DATA IN THIS EXERCISE
-- BEGIN --
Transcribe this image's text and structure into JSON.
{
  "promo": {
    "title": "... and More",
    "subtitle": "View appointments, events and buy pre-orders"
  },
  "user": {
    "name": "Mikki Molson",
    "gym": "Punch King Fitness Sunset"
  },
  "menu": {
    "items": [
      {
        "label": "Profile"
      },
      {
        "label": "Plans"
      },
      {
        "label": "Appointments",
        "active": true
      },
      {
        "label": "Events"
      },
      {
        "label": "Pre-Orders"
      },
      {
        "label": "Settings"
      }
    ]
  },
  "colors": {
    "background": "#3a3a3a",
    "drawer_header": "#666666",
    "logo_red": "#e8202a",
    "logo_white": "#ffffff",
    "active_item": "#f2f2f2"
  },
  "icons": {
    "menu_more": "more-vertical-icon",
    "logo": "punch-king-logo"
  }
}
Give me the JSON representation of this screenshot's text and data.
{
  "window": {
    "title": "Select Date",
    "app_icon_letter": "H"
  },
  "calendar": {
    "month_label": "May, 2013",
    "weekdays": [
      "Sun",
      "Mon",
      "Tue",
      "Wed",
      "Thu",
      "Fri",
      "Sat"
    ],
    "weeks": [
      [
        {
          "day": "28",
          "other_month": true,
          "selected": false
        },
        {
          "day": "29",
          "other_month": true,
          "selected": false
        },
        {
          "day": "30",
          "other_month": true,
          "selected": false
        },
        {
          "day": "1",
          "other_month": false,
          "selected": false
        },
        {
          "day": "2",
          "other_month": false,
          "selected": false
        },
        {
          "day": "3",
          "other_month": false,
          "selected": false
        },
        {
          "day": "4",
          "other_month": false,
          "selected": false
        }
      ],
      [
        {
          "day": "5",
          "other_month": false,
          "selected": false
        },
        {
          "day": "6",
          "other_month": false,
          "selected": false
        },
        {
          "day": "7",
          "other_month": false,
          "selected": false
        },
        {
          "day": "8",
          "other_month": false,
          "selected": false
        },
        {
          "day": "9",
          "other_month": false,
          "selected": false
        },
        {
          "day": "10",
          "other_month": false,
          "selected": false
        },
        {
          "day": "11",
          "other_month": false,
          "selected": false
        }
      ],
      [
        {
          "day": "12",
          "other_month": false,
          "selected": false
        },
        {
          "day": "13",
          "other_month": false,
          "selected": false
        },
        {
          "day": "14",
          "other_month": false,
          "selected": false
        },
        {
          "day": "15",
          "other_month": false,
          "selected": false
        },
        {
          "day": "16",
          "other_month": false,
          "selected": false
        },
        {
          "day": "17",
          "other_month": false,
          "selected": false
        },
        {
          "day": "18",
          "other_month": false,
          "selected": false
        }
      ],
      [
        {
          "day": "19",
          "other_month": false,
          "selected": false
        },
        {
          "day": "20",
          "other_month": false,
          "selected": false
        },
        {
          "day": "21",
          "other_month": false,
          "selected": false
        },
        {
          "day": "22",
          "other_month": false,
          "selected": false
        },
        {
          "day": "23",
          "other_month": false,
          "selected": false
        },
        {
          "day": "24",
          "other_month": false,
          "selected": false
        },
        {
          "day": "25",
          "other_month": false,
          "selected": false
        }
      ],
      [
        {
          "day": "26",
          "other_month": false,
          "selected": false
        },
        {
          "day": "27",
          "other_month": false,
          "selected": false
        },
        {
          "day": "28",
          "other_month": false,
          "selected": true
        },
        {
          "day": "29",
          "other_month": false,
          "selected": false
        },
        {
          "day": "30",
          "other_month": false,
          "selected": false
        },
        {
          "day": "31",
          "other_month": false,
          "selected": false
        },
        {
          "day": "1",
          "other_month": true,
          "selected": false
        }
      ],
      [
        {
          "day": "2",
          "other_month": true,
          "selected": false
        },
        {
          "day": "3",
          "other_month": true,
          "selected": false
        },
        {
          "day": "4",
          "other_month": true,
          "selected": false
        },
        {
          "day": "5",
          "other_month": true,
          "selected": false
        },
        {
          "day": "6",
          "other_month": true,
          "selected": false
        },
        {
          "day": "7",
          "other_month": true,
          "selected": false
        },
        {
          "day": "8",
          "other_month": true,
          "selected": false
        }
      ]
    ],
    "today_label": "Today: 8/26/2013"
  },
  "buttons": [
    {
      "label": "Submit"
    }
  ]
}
-- END --
-- BEGIN --
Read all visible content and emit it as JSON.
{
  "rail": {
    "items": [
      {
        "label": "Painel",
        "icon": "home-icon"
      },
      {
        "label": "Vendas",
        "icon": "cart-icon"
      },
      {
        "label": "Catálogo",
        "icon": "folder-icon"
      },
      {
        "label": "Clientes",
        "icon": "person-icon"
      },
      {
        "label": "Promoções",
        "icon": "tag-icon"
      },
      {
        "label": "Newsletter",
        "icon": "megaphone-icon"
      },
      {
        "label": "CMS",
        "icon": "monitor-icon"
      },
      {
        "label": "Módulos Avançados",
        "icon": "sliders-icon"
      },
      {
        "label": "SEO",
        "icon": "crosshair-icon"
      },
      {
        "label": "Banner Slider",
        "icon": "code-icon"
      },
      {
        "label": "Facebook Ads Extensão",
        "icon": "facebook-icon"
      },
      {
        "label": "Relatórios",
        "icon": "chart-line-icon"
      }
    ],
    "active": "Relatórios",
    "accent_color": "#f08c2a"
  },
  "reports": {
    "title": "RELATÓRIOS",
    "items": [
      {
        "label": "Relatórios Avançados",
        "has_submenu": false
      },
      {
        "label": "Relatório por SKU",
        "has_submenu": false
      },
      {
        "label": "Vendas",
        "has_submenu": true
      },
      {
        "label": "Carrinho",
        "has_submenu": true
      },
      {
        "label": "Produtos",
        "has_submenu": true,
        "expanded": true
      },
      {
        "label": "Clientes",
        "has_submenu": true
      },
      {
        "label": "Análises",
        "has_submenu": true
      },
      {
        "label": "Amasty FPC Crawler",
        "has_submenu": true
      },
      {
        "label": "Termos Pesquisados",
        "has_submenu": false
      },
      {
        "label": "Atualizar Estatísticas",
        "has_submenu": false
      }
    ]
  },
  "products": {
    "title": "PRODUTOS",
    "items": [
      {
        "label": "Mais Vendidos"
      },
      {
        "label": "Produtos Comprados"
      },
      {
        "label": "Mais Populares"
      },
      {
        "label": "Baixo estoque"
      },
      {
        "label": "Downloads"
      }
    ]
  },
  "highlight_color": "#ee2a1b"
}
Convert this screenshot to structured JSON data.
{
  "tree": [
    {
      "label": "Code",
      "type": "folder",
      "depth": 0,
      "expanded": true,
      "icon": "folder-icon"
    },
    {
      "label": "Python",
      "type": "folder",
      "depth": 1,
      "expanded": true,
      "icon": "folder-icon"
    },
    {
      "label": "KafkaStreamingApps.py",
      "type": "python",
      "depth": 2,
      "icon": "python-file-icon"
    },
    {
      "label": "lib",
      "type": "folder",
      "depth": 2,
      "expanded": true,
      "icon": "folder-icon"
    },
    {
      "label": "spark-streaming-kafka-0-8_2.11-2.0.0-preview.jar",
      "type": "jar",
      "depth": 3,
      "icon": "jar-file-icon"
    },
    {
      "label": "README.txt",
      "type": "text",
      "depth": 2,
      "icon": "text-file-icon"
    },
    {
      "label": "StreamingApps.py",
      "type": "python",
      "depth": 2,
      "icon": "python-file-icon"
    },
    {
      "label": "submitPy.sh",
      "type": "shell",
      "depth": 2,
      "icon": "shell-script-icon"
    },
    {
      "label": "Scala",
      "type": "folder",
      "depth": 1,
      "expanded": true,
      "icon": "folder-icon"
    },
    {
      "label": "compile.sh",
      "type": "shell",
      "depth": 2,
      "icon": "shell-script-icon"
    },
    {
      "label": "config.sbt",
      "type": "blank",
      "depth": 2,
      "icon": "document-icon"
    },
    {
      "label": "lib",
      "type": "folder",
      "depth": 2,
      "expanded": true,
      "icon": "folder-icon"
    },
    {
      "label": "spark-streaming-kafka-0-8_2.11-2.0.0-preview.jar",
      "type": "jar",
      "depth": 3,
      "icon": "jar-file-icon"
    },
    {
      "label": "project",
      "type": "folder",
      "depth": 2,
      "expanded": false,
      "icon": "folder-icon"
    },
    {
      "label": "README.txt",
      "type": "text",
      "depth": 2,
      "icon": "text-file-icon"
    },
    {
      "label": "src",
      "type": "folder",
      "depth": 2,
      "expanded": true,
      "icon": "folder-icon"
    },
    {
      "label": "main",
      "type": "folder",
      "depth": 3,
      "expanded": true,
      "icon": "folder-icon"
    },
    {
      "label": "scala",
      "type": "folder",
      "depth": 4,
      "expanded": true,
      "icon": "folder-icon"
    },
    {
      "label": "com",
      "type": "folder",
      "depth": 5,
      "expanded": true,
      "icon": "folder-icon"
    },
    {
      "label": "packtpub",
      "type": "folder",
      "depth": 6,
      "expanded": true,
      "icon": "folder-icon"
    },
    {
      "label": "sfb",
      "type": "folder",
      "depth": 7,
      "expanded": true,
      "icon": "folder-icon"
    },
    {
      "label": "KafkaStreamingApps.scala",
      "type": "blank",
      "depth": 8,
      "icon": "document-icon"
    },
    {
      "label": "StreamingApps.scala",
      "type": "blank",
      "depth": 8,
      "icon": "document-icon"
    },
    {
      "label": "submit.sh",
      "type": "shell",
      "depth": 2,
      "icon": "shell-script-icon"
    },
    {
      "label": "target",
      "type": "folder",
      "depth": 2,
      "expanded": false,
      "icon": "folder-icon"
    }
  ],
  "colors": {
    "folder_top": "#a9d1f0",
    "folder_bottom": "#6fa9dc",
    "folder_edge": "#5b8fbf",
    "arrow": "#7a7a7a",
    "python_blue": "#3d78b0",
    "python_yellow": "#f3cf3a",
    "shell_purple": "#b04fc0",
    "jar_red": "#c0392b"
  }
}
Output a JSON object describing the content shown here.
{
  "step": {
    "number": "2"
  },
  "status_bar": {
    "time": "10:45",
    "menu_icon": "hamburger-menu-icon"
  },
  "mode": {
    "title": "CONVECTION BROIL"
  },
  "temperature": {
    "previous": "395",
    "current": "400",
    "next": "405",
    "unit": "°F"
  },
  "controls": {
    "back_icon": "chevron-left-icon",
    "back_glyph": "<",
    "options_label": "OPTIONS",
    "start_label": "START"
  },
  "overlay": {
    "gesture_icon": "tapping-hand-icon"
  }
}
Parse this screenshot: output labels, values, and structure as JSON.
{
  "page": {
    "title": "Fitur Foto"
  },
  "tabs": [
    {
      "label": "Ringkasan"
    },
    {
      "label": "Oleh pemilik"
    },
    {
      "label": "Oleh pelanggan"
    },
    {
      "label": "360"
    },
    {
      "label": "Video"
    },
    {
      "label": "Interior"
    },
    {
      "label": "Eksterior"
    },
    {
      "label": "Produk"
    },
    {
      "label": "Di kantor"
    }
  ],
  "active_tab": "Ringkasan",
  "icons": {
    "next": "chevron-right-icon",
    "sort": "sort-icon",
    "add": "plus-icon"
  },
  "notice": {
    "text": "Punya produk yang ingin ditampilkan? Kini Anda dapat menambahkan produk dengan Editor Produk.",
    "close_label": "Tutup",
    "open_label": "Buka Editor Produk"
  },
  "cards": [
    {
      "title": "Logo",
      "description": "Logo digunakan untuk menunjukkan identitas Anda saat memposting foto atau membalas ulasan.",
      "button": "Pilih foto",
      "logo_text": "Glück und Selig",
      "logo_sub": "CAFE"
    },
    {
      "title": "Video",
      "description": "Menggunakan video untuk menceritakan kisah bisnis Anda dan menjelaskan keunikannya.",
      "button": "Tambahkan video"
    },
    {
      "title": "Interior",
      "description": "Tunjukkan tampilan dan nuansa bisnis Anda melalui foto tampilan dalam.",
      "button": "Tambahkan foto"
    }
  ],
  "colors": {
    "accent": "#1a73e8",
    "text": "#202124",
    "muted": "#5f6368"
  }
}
-- END --
EXERCISE
In the listing above, find the lines holding the word "Editor" and copy them.

RESPONSE
    "text": "Punya produk yang ingin ditampilkan? Kini Anda dapat menambahkan produk dengan Editor Produk.",
    "open_label": "Buka Editor Produk"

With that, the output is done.